>> begin Given entries
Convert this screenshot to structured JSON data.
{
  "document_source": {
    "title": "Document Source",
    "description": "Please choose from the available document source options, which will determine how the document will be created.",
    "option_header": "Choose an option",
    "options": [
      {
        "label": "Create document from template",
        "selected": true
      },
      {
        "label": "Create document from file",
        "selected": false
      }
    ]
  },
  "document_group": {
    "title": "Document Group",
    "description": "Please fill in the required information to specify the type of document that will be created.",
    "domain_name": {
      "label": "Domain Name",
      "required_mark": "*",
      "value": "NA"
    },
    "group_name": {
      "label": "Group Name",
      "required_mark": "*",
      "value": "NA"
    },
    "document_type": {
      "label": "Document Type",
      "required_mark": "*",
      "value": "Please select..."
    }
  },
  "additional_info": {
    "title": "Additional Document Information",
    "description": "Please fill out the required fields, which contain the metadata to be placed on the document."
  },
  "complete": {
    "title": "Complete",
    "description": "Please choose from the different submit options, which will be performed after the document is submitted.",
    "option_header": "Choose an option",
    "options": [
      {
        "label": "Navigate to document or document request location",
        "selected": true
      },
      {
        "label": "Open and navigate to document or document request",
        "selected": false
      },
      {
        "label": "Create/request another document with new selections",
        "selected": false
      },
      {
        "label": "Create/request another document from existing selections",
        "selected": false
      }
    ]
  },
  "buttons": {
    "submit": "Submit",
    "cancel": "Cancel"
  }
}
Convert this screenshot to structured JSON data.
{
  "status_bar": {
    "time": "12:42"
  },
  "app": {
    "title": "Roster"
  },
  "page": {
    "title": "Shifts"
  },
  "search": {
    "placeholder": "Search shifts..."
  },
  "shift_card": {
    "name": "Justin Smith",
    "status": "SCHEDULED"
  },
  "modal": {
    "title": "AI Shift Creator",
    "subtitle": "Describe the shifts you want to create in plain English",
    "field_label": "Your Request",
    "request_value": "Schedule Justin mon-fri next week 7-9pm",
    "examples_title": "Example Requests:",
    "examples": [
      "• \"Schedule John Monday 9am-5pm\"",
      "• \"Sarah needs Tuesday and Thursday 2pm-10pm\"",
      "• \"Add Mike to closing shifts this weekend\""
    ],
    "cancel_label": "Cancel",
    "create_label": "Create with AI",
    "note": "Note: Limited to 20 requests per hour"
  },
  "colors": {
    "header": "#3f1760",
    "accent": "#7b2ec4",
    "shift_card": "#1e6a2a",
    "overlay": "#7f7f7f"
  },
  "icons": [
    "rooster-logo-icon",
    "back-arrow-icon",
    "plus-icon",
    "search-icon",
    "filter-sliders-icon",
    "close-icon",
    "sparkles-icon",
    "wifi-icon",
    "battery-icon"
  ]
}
>> end Given entries
## Brief
Repeat each record exactly. Omit nothing.

## Result for this exercise
Convert this screenshot to structured JSON data.
{
  "document_source": {
    "title": "Document Source",
    "description": "Please choose from the available document source options, which will determine how the document will be created.",
    "option_header": "Choose an option",
    "options": [
      {
        "label": "Create document from template",
        "selected": true
      },
      {
        "label": "Create document from file",
        "selected": false
      }
    ]
  },
  "document_group": {
    "title": "Document Group",
    "description": "Please fill in the required information to specify the type of document that will be created.",
    "domain_name": {
      "label": "Domain Name",
      "required_mark": "*",
      "value": "NA"
    },
    "group_name": {
      "label": "Group Name",
      "required_mark": "*",
      "value": "NA"
    },
    "document_type": {
      "label": "Document Type",
      "required_mark": "*",
      "value": "Please select..."
    }
  },
  "additional_info": {
    "title": "Additional Document Information",
    "description": "Please fill out the required fields, which contain the metadata to be placed on the document."
  },
  "complete": {
    "title": "Complete",
    "description": "Please choose from the different submit options, which will be performed after the document is submitted.",
    "option_header": "Choose an option",
    "options": [
      {
        "label": "Navigate to document or document request location",
        "selected": true
      },
      {
        "label": "Open and navigate to document or document request",
        "selected": false
      },
      {
        "label": "Create/request another document with new selections",
        "selected": false
      },
      {
        "label": "Create/request another document from existing selections",
        "selected": false
      }
    ]
  },
  "buttons": {
    "submit": "Submit",
    "cancel": "Cancel"
  }
}
Convert this screenshot to structured JSON data.
{
  "status_bar": {
    "time": "12:42"
  },
  "app": {
    "title": "Roster"
  },
  "page": {
    "title": "Shifts"
  },
  "search": {
    "placeholder": "Search shifts..."
  },
  "shift_card": {
    "name": "Justin Smith",
    "status": "SCHEDULED"
  },
  "modal": {
    "title": "AI Shift Creator",
    "subtitle": "Describe the shifts you want to create in plain English",
    "field_label": "Your Request",
    "request_value": "Schedule Justin mon-fri next week 7-9pm",
    "examples_title": "Example Requests:",
    "examples": [
      "• \"Schedule John Monday 9am-5pm\"",
      "• \"Sarah needs Tuesday and Thursday 2pm-10pm\"",
      "• \"Add Mike to closing shifts this weekend\""
    ],
    "cancel_label": "Cancel",
    "create_label": "Create with AI",
    "note": "Note: Limited to 20 requests per hour"
  },
  "colors": {
    "header": "#3f1760",
    "accent": "#7b2ec4",
    "shift_card": "#1e6a2a",
    "overlay": "#7f7f7f"
  },
  "icons": [
    "rooster-logo-icon",
    "back-arrow-icon",
    "plus-icon",
    "search-icon",
    "filter-sliders-icon",
    "close-icon",
    "sparkles-icon",
    "wifi-icon",
    "battery-icon"
  ]
}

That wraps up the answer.